* Set exercise: Reproduce the listing below line for line, without altering anything.

>> START Records for this exercise

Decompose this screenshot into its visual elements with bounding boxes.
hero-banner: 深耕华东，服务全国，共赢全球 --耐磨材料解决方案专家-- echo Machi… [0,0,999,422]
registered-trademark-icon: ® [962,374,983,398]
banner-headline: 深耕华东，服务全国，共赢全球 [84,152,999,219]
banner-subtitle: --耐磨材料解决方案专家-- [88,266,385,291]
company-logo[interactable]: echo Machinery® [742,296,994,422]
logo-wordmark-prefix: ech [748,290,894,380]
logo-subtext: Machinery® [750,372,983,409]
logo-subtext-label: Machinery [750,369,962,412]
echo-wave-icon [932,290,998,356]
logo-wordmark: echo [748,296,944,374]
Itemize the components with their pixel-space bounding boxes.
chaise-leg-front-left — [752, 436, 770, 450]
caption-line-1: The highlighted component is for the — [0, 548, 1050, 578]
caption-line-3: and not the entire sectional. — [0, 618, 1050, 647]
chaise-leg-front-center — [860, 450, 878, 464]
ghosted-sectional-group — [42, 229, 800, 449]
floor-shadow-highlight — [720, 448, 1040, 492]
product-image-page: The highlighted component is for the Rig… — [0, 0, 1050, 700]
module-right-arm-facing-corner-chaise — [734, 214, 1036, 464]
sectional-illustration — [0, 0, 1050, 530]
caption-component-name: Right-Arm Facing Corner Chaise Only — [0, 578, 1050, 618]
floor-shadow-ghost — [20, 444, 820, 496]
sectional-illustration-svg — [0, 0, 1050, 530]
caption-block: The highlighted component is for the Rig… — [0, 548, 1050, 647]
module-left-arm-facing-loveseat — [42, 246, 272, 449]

>> END Records for this exercise

* Exercise result:
Decompose this screenshot into its visual elements with bounding boxes.
hero-banner: 深耕华东，服务全国，共赢全球 --耐磨材料解决方案专家-- echo Machi… [0,0,999,422]
registered-trademark-icon: ® [962,374,983,398]
banner-headline: 深耕华东，服务全国，共赢全球 [84,152,999,219]
banner-subtitle: --耐磨材料解决方案专家-- [88,266,385,291]
company-logo[interactable]: echo Machinery® [742,296,994,422]
logo-wordmark-prefix: ech [748,290,894,380]
logo-subtext: Machinery® [750,372,983,409]
logo-subtext-label: Machinery [750,369,962,412]
echo-wave-icon [932,290,998,356]
logo-wordmark: echo [748,296,944,374]
Itemize the components with their pixel-space bounding boxes.
chaise-leg-front-left — [752, 436, 770, 450]
caption-line-1: The highlighted component is for the — [0, 548, 1050, 578]
caption-line-3: and not the entire sectional. — [0, 618, 1050, 647]
chaise-leg-front-center — [860, 450, 878, 464]
ghosted-sectional-group — [42, 229, 800, 449]
floor-shadow-highlight — [720, 448, 1040, 492]
product-image-page: The highlighted component is for the Rig… — [0, 0, 1050, 700]
module-right-arm-facing-corner-chaise — [734, 214, 1036, 464]
sectional-illustration — [0, 0, 1050, 530]
caption-component-name: Right-Arm Facing Corner Chaise Only — [0, 578, 1050, 618]
floor-shadow-ghost — [20, 444, 820, 496]
sectional-illustration-svg — [0, 0, 1050, 530]
caption-block: The highlighted component is for the Rig… — [0, 548, 1050, 647]
module-left-arm-facing-loveseat — [42, 246, 272, 449]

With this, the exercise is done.